▸ **What is expected**
Count the lines below that contain the word "动量不守恒", and give only that number.

▸ **Given data**
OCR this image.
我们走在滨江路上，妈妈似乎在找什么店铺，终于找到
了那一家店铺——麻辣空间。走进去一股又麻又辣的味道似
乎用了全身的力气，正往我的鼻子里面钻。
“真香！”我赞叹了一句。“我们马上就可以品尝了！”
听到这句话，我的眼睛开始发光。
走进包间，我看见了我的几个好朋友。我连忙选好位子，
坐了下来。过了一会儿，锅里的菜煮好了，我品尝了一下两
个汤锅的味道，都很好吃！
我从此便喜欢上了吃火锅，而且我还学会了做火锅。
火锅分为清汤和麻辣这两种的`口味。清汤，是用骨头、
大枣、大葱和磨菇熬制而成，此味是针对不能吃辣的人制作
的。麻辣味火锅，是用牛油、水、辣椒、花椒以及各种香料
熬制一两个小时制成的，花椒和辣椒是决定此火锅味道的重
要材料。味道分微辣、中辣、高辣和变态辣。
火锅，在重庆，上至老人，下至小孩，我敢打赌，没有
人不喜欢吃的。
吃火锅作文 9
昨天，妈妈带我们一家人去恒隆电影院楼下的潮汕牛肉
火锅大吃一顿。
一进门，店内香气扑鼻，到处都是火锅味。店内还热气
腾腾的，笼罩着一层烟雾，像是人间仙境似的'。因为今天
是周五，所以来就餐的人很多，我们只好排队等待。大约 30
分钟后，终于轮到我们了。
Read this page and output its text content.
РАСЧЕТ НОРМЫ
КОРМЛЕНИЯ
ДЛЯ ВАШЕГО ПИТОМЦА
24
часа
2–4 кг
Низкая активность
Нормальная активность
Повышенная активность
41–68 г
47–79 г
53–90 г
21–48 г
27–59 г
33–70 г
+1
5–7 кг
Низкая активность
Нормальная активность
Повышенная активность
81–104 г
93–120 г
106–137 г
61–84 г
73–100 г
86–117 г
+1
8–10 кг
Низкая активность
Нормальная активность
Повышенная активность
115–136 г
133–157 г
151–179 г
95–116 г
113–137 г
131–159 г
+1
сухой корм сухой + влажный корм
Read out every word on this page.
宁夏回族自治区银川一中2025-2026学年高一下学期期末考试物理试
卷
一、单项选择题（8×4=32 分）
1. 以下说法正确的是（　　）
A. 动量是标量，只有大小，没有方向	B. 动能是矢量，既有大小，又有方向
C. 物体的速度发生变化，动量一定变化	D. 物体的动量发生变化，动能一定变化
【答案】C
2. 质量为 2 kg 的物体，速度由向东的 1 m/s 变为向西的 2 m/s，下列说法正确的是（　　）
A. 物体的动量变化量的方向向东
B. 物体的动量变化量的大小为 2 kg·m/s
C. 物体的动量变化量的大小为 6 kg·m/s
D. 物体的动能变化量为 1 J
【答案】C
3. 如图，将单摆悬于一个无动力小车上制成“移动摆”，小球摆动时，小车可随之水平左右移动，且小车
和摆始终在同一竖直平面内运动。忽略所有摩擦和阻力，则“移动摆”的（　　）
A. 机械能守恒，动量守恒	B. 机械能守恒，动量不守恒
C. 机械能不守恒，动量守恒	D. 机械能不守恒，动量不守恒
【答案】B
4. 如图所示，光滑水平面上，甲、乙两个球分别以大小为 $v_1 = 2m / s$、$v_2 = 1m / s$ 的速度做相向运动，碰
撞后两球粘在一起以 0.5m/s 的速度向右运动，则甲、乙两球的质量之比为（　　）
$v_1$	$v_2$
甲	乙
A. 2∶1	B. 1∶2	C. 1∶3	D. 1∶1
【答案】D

▸ **Exercise answer**
2